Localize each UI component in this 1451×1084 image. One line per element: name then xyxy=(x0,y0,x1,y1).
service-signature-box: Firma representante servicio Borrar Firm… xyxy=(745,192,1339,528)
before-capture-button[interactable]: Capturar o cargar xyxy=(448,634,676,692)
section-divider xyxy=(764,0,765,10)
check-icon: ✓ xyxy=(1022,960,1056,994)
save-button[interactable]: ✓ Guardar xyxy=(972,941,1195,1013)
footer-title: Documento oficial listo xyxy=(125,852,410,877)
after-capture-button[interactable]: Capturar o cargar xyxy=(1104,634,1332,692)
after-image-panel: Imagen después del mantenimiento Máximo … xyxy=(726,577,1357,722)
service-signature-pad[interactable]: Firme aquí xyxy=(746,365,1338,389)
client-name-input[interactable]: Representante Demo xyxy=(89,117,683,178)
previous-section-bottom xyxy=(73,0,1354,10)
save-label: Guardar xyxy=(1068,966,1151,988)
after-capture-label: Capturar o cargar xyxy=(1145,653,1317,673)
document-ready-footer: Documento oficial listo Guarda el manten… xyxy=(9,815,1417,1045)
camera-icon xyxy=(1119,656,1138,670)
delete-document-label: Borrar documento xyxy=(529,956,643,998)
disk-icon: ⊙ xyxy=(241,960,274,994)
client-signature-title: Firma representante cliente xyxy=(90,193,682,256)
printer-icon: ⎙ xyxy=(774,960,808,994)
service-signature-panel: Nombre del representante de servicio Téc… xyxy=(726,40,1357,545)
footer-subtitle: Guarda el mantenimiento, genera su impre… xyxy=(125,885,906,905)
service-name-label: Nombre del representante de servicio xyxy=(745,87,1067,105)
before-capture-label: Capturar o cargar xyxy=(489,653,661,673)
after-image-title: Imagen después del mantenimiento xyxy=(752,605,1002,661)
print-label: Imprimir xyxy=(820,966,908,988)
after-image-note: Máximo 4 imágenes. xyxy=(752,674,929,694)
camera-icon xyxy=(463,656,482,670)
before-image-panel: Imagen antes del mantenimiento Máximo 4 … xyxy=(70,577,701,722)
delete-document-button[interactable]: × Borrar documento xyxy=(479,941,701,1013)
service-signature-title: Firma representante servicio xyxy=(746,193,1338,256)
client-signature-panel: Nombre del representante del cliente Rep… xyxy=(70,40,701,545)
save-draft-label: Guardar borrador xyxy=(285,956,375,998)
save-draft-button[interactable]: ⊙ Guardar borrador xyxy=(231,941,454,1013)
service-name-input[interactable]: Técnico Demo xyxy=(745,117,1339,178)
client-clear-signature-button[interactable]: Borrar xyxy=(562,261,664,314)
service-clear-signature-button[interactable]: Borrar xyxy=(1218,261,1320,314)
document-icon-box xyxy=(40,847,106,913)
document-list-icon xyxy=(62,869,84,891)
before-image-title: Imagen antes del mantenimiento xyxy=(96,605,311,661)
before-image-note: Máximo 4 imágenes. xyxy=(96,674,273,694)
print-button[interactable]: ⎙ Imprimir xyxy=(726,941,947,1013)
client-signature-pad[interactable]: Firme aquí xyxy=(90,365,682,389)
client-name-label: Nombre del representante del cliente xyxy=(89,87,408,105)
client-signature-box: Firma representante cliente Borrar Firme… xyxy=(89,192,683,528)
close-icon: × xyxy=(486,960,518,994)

· · · ·

BRIEF => Would you give the data above again, exactly as written?

FINISHED EXERCISE =>
Localize each UI component in this 1451×1084 image. One line per element: name then xyxy=(x0,y0,x1,y1).
service-signature-box: Firma representante servicio Borrar Firm… xyxy=(745,192,1339,528)
before-capture-button[interactable]: Capturar o cargar xyxy=(448,634,676,692)
section-divider xyxy=(764,0,765,10)
check-icon: ✓ xyxy=(1022,960,1056,994)
save-button[interactable]: ✓ Guardar xyxy=(972,941,1195,1013)
footer-title: Documento oficial listo xyxy=(125,852,410,877)
after-capture-button[interactable]: Capturar o cargar xyxy=(1104,634,1332,692)
after-image-panel: Imagen después del mantenimiento Máximo … xyxy=(726,577,1357,722)
service-signature-pad[interactable]: Firme aquí xyxy=(746,365,1338,389)
client-name-input[interactable]: Representante Demo xyxy=(89,117,683,178)
previous-section-bottom xyxy=(73,0,1354,10)
save-label: Guardar xyxy=(1068,966,1151,988)
after-capture-label: Capturar o cargar xyxy=(1145,653,1317,673)
document-ready-footer: Documento oficial listo Guarda el manten… xyxy=(9,815,1417,1045)
camera-icon xyxy=(1119,656,1138,670)
delete-document-label: Borrar documento xyxy=(529,956,643,998)
disk-icon: ⊙ xyxy=(241,960,274,994)
client-signature-title: Firma representante cliente xyxy=(90,193,682,256)
printer-icon: ⎙ xyxy=(774,960,808,994)
service-signature-panel: Nombre del representante de servicio Téc… xyxy=(726,40,1357,545)
footer-subtitle: Guarda el mantenimiento, genera su impre… xyxy=(125,885,906,905)
service-name-label: Nombre del representante de servicio xyxy=(745,87,1067,105)
before-capture-label: Capturar o cargar xyxy=(489,653,661,673)
after-image-title: Imagen después del mantenimiento xyxy=(752,605,1002,661)
print-label: Imprimir xyxy=(820,966,908,988)
after-image-note: Máximo 4 imágenes. xyxy=(752,674,929,694)
camera-icon xyxy=(463,656,482,670)
before-image-panel: Imagen antes del mantenimiento Máximo 4 … xyxy=(70,577,701,722)
delete-document-button[interactable]: × Borrar documento xyxy=(479,941,701,1013)
service-signature-title: Firma representante servicio xyxy=(746,193,1338,256)
client-signature-panel: Nombre del representante del cliente Rep… xyxy=(70,40,701,545)
save-draft-label: Guardar borrador xyxy=(285,956,375,998)
save-draft-button[interactable]: ⊙ Guardar borrador xyxy=(231,941,454,1013)
service-name-input[interactable]: Técnico Demo xyxy=(745,117,1339,178)
client-clear-signature-button[interactable]: Borrar xyxy=(562,261,664,314)
service-clear-signature-button[interactable]: Borrar xyxy=(1218,261,1320,314)
document-icon-box xyxy=(40,847,106,913)
document-list-icon xyxy=(62,869,84,891)
before-image-title: Imagen antes del mantenimiento xyxy=(96,605,311,661)
before-image-note: Máximo 4 imágenes. xyxy=(96,674,273,694)
print-button[interactable]: ⎙ Imprimir xyxy=(726,941,947,1013)
client-signature-pad[interactable]: Firme aquí xyxy=(90,365,682,389)
client-name-label: Nombre del representante del cliente xyxy=(89,87,408,105)
client-signature-box: Firma representante cliente Borrar Firme… xyxy=(89,192,683,528)
close-icon: × xyxy=(486,960,518,994)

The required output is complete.